Excerpts from a figure dataset:
# # # #
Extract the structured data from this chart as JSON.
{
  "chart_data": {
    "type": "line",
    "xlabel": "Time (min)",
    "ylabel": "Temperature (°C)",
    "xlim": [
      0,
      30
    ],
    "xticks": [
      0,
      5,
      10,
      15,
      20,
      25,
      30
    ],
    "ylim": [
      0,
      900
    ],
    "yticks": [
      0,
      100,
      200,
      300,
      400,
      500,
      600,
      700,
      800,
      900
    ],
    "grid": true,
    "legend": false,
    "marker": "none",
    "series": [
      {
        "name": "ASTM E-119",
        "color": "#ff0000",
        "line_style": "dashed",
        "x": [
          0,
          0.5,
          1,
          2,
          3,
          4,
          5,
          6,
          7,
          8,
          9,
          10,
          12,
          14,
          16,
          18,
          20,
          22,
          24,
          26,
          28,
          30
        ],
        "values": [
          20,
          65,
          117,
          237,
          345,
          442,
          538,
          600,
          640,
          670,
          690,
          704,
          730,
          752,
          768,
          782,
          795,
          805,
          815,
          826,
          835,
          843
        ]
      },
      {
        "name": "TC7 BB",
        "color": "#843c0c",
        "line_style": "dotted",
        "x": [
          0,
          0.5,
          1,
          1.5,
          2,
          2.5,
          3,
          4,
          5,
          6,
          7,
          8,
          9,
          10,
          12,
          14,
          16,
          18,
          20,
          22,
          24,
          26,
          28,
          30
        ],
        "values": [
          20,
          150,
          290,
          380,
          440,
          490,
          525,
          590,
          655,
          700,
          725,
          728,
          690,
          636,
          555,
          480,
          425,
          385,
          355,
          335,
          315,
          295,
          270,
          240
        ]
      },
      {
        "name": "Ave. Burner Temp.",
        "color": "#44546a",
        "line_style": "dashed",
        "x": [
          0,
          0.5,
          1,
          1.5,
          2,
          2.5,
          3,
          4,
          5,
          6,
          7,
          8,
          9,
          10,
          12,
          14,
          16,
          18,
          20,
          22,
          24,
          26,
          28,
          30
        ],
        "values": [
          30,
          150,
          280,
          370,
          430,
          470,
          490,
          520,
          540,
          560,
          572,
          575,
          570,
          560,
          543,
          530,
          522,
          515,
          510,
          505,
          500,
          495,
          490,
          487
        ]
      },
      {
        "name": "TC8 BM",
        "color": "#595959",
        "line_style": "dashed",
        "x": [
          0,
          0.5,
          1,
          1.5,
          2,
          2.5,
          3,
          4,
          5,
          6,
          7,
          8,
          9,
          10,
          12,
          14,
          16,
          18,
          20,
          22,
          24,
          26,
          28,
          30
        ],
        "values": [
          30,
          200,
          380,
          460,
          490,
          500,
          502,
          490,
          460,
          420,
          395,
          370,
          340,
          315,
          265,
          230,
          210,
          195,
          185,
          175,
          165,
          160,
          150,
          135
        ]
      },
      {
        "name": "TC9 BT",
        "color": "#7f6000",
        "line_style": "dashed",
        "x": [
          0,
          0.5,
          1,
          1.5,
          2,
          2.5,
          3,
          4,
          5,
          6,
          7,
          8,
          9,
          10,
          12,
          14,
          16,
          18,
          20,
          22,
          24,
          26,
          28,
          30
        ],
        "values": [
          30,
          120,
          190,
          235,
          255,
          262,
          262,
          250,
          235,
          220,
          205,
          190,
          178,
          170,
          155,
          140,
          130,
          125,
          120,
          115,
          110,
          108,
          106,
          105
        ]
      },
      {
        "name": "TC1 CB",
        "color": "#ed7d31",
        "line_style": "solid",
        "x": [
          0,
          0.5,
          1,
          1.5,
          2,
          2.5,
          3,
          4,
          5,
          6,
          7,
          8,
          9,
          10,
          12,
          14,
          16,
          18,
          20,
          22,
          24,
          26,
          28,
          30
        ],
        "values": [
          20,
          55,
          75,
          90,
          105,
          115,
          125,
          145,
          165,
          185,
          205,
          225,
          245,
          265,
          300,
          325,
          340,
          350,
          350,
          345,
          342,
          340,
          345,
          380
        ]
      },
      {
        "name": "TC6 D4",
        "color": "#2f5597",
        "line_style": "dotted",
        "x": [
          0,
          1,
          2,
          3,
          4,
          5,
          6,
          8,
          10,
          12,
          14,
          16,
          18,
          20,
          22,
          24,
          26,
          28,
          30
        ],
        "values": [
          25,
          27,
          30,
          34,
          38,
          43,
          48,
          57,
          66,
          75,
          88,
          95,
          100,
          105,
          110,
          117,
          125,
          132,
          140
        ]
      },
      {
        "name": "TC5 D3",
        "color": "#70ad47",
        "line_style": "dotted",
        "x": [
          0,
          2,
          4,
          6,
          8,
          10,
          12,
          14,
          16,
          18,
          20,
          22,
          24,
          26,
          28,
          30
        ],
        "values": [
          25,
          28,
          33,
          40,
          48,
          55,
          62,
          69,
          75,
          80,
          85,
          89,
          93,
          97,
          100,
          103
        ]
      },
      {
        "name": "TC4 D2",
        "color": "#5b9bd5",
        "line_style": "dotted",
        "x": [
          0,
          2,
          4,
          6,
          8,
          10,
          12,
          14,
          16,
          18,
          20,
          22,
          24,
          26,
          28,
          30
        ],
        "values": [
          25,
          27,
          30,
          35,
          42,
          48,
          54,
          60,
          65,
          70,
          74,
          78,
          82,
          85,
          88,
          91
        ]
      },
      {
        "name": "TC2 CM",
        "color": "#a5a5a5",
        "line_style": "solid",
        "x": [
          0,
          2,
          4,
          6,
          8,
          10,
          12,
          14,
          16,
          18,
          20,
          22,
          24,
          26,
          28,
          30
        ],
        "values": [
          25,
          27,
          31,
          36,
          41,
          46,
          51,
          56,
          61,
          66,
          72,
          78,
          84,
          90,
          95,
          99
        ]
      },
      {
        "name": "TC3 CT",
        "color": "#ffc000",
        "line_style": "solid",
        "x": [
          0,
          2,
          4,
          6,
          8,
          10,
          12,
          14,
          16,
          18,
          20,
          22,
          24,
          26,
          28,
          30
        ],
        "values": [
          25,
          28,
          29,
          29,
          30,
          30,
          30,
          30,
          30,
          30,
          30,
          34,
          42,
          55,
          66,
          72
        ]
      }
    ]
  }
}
# # # #
## [Request]
Output the complete data exactly as written.

## [Response to this task]
Extract the structured data from this chart as JSON.
{
  "chart_data": {
    "type": "line",
    "xlabel": "Time (min)",
    "ylabel": "Temperature (°C)",
    "xlim": [
      0,
      30
    ],
    "xticks": [
      0,
      5,
      10,
      15,
      20,
      25,
      30
    ],
    "ylim": [
      0,
      900
    ],
    "yticks": [
      0,
      100,
      200,
      300,
      400,
      500,
      600,
      700,
      800,
      900
    ],
    "grid": true,
    "legend": false,
    "marker": "none",
    "series": [
      {
        "name": "ASTM E-119",
        "color": "#ff0000",
        "line_style": "dashed",
        "x": [
          0,
          0.5,
          1,
          2,
          3,
          4,
          5,
          6,
          7,
          8,
          9,
          10,
          12,
          14,
          16,
          18,
          20,
          22,
          24,
          26,
          28,
          30
        ],
        "values": [
          20,
          65,
          117,
          237,
          345,
          442,
          538,
          600,
          640,
          670,
          690,
          704,
          730,
          752,
          768,
          782,
          795,
          805,
          815,
          826,
          835,
          843
        ]
      },
      {
        "name": "TC7 BB",
        "color": "#843c0c",
        "line_style": "dotted",
        "x": [
          0,
          0.5,
          1,
          1.5,
          2,
          2.5,
          3,
          4,
          5,
          6,
          7,
          8,
          9,
          10,
          12,
          14,
          16,
          18,
          20,
          22,
          24,
          26,
          28,
          30
        ],
        "values": [
          20,
          150,
          290,
          380,
          440,
          490,
          525,
          590,
          655,
          700,
          725,
          728,
          690,
          636,
          555,
          480,
          425,
          385,
          355,
          335,
          315,
          295,
          270,
          240
        ]
      },
      {
        "name": "Ave. Burner Temp.",
        "color": "#44546a",
        "line_style": "dashed",
        "x": [
          0,
          0.5,
          1,
          1.5,
          2,
          2.5,
          3,
          4,
          5,
          6,
          7,
          8,
          9,
          10,
          12,
          14,
          16,
          18,
          20,
          22,
          24,
          26,
          28,
          30
        ],
        "values": [
          30,
          150,
          280,
          370,
          430,
          470,
          490,
          520,
          540,
          560,
          572,
          575,
          570,
          560,
          543,
          530,
          522,
          515,
          510,
          505,
          500,
          495,
          490,
          487
        ]
      },
      {
        "name": "TC8 BM",
        "color": "#595959",
        "line_style": "dashed",
        "x": [
          0,
          0.5,
          1,
          1.5,
          2,
          2.5,
          3,
          4,
          5,
          6,
          7,
          8,
          9,
          10,
          12,
          14,
          16,
          18,
          20,
          22,
          24,
          26,
          28,
          30
        ],
        "values": [
          30,
          200,
          380,
          460,
          490,
          500,
          502,
          490,
          460,
          420,
          395,
          370,
          340,
          315,
          265,
          230,
          210,
          195,
          185,
          175,
          165,
          160,
          150,
          135
        ]
      },
      {
        "name": "TC9 BT",
        "color": "#7f6000",
        "line_style": "dashed",
        "x": [
          0,
          0.5,
          1,
          1.5,
          2,
          2.5,
          3,
          4,
          5,
          6,
          7,
          8,
          9,
          10,
          12,
          14,
          16,
          18,
          20,
          22,
          24,
          26,
          28,
          30
        ],
        "values": [
          30,
          120,
          190,
          235,
          255,
          262,
          262,
          250,
          235,
          220,
          205,
          190,
          178,
          170,
          155,
          140,
          130,
          125,
          120,
          115,
          110,
          108,
          106,
          105
        ]
      },
      {
        "name": "TC1 CB",
        "color": "#ed7d31",
        "line_style": "solid",
        "x": [
          0,
          0.5,
          1,
          1.5,
          2,
          2.5,
          3,
          4,
          5,
          6,
          7,
          8,
          9,
          10,
          12,
          14,
          16,
          18,
          20,
          22,
          24,
          26,
          28,
          30
        ],
        "values": [
          20,
          55,
          75,
          90,
          105,
          115,
          125,
          145,
          165,
          185,
          205,
          225,
          245,
          265,
          300,
          325,
          340,
          350,
          350,
          345,
          342,
          340,
          345,
          380
        ]
      },
      {
        "name": "TC6 D4",
        "color": "#2f5597",
        "line_style": "dotted",
        "x": [
          0,
          1,
          2,
          3,
          4,
          5,
          6,
          8,
          10,
          12,
          14,
          16,
          18,
          20,
          22,
          24,
          26,
          28,
          30
        ],
        "values": [
          25,
          27,
          30,
          34,
          38,
          43,
          48,
          57,
          66,
          75,
          88,
          95,
          100,
          105,
          110,
          117,
          125,
          132,
          140
        ]
      },
      {
        "name": "TC5 D3",
        "color": "#70ad47",
        "line_style": "dotted",
        "x": [
          0,
          2,
          4,
          6,
          8,
          10,
          12,
          14,
          16,
          18,
          20,
          22,
          24,
          26,
          28,
          30
        ],
        "values": [
          25,
          28,
          33,
          40,
          48,
          55,
          62,
          69,
          75,
          80,
          85,
          89,
          93,
          97,
          100,
          103
        ]
      },
      {
        "name": "TC4 D2",
        "color": "#5b9bd5",
        "line_style": "dotted",
        "x": [
          0,
          2,
          4,
          6,
          8,
          10,
          12,
          14,
          16,
          18,
          20,
          22,
          24,
          26,
          28,
          30
        ],
        "values": [
          25,
          27,
          30,
          35,
          42,
          48,
          54,
          60,
          65,
          70,
          74,
          78,
          82,
          85,
          88,
          91
        ]
      },
      {
        "name": "TC2 CM",
        "color": "#a5a5a5",
        "line_style": "solid",
        "x": [
          0,
          2,
          4,
          6,
          8,
          10,
          12,
          14,
          16,
          18,
          20,
          22,
          24,
          26,
          28,
          30
        ],
        "values": [
          25,
          27,
          31,
          36,
          41,
          46,
          51,
          56,
          61,
          66,
          72,
          78,
          84,
          90,
          95,
          99
        ]
      },
      {
        "name": "TC3 CT",
        "color": "#ffc000",
        "line_style": "solid",
        "x": [
          0,
          2,
          4,
          6,
          8,
          10,
          12,
          14,
          16,
          18,
          20,
          22,
          24,
          26,
          28,
          30
        ],
        "values": [
          25,
          28,
          29,
          29,
          30,
          30,
          30,
          30,
          30,
          30,
          30,
          34,
          42,
          55,
          66,
          72
        ]
      }
    ]
  }
}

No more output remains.